AIM:
Can you transcribe every record below exactly as it appears?

Records from a dataset:
<<<<
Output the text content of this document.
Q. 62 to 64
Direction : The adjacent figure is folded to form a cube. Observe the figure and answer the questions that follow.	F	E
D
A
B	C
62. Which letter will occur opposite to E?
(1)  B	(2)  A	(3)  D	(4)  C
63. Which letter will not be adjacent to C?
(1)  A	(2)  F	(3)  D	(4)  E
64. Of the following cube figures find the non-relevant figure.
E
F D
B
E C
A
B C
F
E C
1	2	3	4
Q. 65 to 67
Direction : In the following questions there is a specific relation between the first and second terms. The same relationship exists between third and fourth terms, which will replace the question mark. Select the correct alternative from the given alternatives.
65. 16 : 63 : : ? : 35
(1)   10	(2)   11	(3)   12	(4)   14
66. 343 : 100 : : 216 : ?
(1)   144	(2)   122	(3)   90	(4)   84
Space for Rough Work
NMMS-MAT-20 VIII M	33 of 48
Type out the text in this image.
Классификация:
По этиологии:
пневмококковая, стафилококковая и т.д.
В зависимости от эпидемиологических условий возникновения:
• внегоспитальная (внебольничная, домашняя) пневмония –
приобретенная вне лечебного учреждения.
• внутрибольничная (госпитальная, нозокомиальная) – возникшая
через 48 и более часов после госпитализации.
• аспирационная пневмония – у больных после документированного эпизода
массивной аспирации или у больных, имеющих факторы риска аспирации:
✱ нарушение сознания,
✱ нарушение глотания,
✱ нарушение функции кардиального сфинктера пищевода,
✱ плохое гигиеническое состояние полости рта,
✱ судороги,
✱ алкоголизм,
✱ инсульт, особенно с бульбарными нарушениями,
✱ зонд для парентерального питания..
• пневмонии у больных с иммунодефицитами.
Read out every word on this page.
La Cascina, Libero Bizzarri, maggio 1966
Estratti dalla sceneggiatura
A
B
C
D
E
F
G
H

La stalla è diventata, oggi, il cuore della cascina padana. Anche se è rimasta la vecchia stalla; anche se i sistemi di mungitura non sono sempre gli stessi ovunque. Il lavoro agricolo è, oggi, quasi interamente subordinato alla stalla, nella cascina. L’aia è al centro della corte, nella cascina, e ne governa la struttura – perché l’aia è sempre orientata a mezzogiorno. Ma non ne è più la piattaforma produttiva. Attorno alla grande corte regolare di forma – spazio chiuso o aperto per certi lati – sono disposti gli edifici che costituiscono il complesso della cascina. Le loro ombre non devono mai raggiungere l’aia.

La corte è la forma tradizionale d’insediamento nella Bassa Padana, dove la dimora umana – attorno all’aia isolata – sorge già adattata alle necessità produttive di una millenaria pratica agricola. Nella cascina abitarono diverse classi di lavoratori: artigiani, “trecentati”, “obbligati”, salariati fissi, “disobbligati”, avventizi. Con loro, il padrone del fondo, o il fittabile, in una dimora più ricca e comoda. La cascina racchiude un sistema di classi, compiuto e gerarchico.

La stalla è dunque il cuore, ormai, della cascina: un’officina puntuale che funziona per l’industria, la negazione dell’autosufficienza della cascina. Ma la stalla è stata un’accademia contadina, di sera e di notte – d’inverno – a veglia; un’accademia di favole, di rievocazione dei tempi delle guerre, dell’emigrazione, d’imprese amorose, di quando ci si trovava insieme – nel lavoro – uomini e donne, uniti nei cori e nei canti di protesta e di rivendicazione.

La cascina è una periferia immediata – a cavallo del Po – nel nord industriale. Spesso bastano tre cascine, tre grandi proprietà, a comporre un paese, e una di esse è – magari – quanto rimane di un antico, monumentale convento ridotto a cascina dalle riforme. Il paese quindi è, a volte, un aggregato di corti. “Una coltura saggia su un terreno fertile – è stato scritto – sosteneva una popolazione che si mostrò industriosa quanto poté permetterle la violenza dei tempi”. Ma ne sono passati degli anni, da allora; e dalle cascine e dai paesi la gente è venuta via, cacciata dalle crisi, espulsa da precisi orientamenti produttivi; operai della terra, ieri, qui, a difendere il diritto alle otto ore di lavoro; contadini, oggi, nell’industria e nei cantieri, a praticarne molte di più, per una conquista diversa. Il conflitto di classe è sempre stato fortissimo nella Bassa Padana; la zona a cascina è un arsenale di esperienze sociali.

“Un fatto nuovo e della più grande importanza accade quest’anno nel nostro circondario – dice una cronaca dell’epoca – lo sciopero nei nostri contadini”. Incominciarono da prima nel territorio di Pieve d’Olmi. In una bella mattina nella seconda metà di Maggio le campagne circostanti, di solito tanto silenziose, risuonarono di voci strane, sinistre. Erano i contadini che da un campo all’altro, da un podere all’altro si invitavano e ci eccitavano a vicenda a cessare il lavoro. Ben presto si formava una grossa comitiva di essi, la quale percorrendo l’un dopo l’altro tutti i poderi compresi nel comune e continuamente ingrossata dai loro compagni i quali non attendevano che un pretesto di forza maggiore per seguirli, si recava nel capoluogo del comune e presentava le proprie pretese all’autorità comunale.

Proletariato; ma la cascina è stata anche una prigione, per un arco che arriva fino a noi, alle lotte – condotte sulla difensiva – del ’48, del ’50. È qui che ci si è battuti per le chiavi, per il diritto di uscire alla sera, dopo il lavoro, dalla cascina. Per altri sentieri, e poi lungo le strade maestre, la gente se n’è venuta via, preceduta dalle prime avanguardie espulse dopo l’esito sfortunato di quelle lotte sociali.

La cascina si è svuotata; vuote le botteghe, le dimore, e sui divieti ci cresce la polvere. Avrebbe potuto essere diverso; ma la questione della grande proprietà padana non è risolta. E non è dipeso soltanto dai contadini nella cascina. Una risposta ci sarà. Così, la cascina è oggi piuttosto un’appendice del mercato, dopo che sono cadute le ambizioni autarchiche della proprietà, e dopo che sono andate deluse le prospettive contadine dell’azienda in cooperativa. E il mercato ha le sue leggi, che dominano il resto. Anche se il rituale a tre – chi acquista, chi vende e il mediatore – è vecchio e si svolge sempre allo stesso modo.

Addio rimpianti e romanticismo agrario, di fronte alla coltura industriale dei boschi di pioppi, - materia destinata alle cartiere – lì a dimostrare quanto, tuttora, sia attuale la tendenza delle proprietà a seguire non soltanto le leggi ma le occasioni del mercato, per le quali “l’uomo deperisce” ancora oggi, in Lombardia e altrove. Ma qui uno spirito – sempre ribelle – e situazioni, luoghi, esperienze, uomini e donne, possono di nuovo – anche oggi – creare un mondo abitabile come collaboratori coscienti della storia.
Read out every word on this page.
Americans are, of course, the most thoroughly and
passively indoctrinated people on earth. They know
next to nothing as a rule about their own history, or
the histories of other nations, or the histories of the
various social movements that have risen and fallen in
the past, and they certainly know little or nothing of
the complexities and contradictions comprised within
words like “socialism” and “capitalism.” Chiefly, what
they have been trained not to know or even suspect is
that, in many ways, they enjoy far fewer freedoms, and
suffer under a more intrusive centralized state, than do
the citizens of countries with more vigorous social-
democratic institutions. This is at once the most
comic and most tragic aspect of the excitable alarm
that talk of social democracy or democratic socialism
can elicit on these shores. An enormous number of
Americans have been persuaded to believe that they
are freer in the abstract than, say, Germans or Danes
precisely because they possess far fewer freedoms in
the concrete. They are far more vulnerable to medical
>>>>
WRITTEN SOLUTION:
Output the text content of this document.
Q. 62 to 64
Direction : The adjacent figure is folded to form a cube. Observe the figure and answer the questions that follow.	F	E
D
A
B	C
62. Which letter will occur opposite to E?
(1)  B	(2)  A	(3)  D	(4)  C
63. Which letter will not be adjacent to C?
(1)  A	(2)  F	(3)  D	(4)  E
64. Of the following cube figures find the non-relevant figure.
E
F D
B
E C
A
B C
F
E C
1	2	3	4
Q. 65 to 67
Direction : In the following questions there is a specific relation between the first and second terms. The same relationship exists between third and fourth terms, which will replace the question mark. Select the correct alternative from the given alternatives.
65. 16 : 63 : : ? : 35
(1)   10	(2)   11	(3)   12	(4)   14
66. 343 : 100 : : 216 : ?
(1)   144	(2)   122	(3)   90	(4)   84
Space for Rough Work
NMMS-MAT-20 VIII M	33 of 48
Type out the text in this image.
Классификация:
По этиологии:
пневмококковая, стафилококковая и т.д.
В зависимости от эпидемиологических условий возникновения:
• внегоспитальная (внебольничная, домашняя) пневмония –
приобретенная вне лечебного учреждения.
• внутрибольничная (госпитальная, нозокомиальная) – возникшая
через 48 и более часов после госпитализации.
• аспирационная пневмония – у больных после документированного эпизода
массивной аспирации или у больных, имеющих факторы риска аспирации:
✱ нарушение сознания,
✱ нарушение глотания,
✱ нарушение функции кардиального сфинктера пищевода,
✱ плохое гигиеническое состояние полости рта,
✱ судороги,
✱ алкоголизм,
✱ инсульт, особенно с бульбарными нарушениями,
✱ зонд для парентерального питания..
• пневмонии у больных с иммунодефицитами.
Read out every word on this page.
La Cascina, Libero Bizzarri, maggio 1966
Estratti dalla sceneggiatura
A
B
C
D
E
F
G
H

La stalla è diventata, oggi, il cuore della cascina padana. Anche se è rimasta la vecchia stalla; anche se i sistemi di mungitura non sono sempre gli stessi ovunque. Il lavoro agricolo è, oggi, quasi interamente subordinato alla stalla, nella cascina. L’aia è al centro della corte, nella cascina, e ne governa la struttura – perché l’aia è sempre orientata a mezzogiorno. Ma non ne è più la piattaforma produttiva. Attorno alla grande corte regolare di forma – spazio chiuso o aperto per certi lati – sono disposti gli edifici che costituiscono il complesso della cascina. Le loro ombre non devono mai raggiungere l’aia.

La corte è la forma tradizionale d’insediamento nella Bassa Padana, dove la dimora umana – attorno all’aia isolata – sorge già adattata alle necessità produttive di una millenaria pratica agricola. Nella cascina abitarono diverse classi di lavoratori: artigiani, “trecentati”, “obbligati”, salariati fissi, “disobbligati”, avventizi. Con loro, il padrone del fondo, o il fittabile, in una dimora più ricca e comoda. La cascina racchiude un sistema di classi, compiuto e gerarchico.

La stalla è dunque il cuore, ormai, della cascina: un’officina puntuale che funziona per l’industria, la negazione dell’autosufficienza della cascina. Ma la stalla è stata un’accademia contadina, di sera e di notte – d’inverno – a veglia; un’accademia di favole, di rievocazione dei tempi delle guerre, dell’emigrazione, d’imprese amorose, di quando ci si trovava insieme – nel lavoro – uomini e donne, uniti nei cori e nei canti di protesta e di rivendicazione.

La cascina è una periferia immediata – a cavallo del Po – nel nord industriale. Spesso bastano tre cascine, tre grandi proprietà, a comporre un paese, e una di esse è – magari – quanto rimane di un antico, monumentale convento ridotto a cascina dalle riforme. Il paese quindi è, a volte, un aggregato di corti. “Una coltura saggia su un terreno fertile – è stato scritto – sosteneva una popolazione che si mostrò industriosa quanto poté permetterle la violenza dei tempi”. Ma ne sono passati degli anni, da allora; e dalle cascine e dai paesi la gente è venuta via, cacciata dalle crisi, espulsa da precisi orientamenti produttivi; operai della terra, ieri, qui, a difendere il diritto alle otto ore di lavoro; contadini, oggi, nell’industria e nei cantieri, a praticarne molte di più, per una conquista diversa. Il conflitto di classe è sempre stato fortissimo nella Bassa Padana; la zona a cascina è un arsenale di esperienze sociali.

“Un fatto nuovo e della più grande importanza accade quest’anno nel nostro circondario – dice una cronaca dell’epoca – lo sciopero nei nostri contadini”. Incominciarono da prima nel territorio di Pieve d’Olmi. In una bella mattina nella seconda metà di Maggio le campagne circostanti, di solito tanto silenziose, risuonarono di voci strane, sinistre. Erano i contadini che da un campo all’altro, da un podere all’altro si invitavano e ci eccitavano a vicenda a cessare il lavoro. Ben presto si formava una grossa comitiva di essi, la quale percorrendo l’un dopo l’altro tutti i poderi compresi nel comune e continuamente ingrossata dai loro compagni i quali non attendevano che un pretesto di forza maggiore per seguirli, si recava nel capoluogo del comune e presentava le proprie pretese all’autorità comunale.

Proletariato; ma la cascina è stata anche una prigione, per un arco che arriva fino a noi, alle lotte – condotte sulla difensiva – del ’48, del ’50. È qui che ci si è battuti per le chiavi, per il diritto di uscire alla sera, dopo il lavoro, dalla cascina. Per altri sentieri, e poi lungo le strade maestre, la gente se n’è venuta via, preceduta dalle prime avanguardie espulse dopo l’esito sfortunato di quelle lotte sociali.

La cascina si è svuotata; vuote le botteghe, le dimore, e sui divieti ci cresce la polvere. Avrebbe potuto essere diverso; ma la questione della grande proprietà padana non è risolta. E non è dipeso soltanto dai contadini nella cascina. Una risposta ci sarà. Così, la cascina è oggi piuttosto un’appendice del mercato, dopo che sono cadute le ambizioni autarchiche della proprietà, e dopo che sono andate deluse le prospettive contadine dell’azienda in cooperativa. E il mercato ha le sue leggi, che dominano il resto. Anche se il rituale a tre – chi acquista, chi vende e il mediatore – è vecchio e si svolge sempre allo stesso modo.

Addio rimpianti e romanticismo agrario, di fronte alla coltura industriale dei boschi di pioppi, - materia destinata alle cartiere – lì a dimostrare quanto, tuttora, sia attuale la tendenza delle proprietà a seguire non soltanto le leggi ma le occasioni del mercato, per le quali “l’uomo deperisce” ancora oggi, in Lombardia e altrove. Ma qui uno spirito – sempre ribelle – e situazioni, luoghi, esperienze, uomini e donne, possono di nuovo – anche oggi – creare un mondo abitabile come collaboratori coscienti della storia.
Read out every word on this page.
Americans are, of course, the most thoroughly and
passively indoctrinated people on earth. They know
next to nothing as a rule about their own history, or
the histories of other nations, or the histories of the
various social movements that have risen and fallen in
the past, and they certainly know little or nothing of
the complexities and contradictions comprised within
words like “socialism” and “capitalism.” Chiefly, what
they have been trained not to know or even suspect is
that, in many ways, they enjoy far fewer freedoms, and
suffer under a more intrusive centralized state, than do
the citizens of countries with more vigorous social-
democratic institutions. This is at once the most
comic and most tragic aspect of the excitable alarm
that talk of social democracy or democratic socialism
can elicit on these shores. An enormous number of
Americans have been persuaded to believe that they
are freer in the abstract than, say, Germans or Danes
precisely because they possess far fewer freedoms in
the concrete. They are far more vulnerable to medical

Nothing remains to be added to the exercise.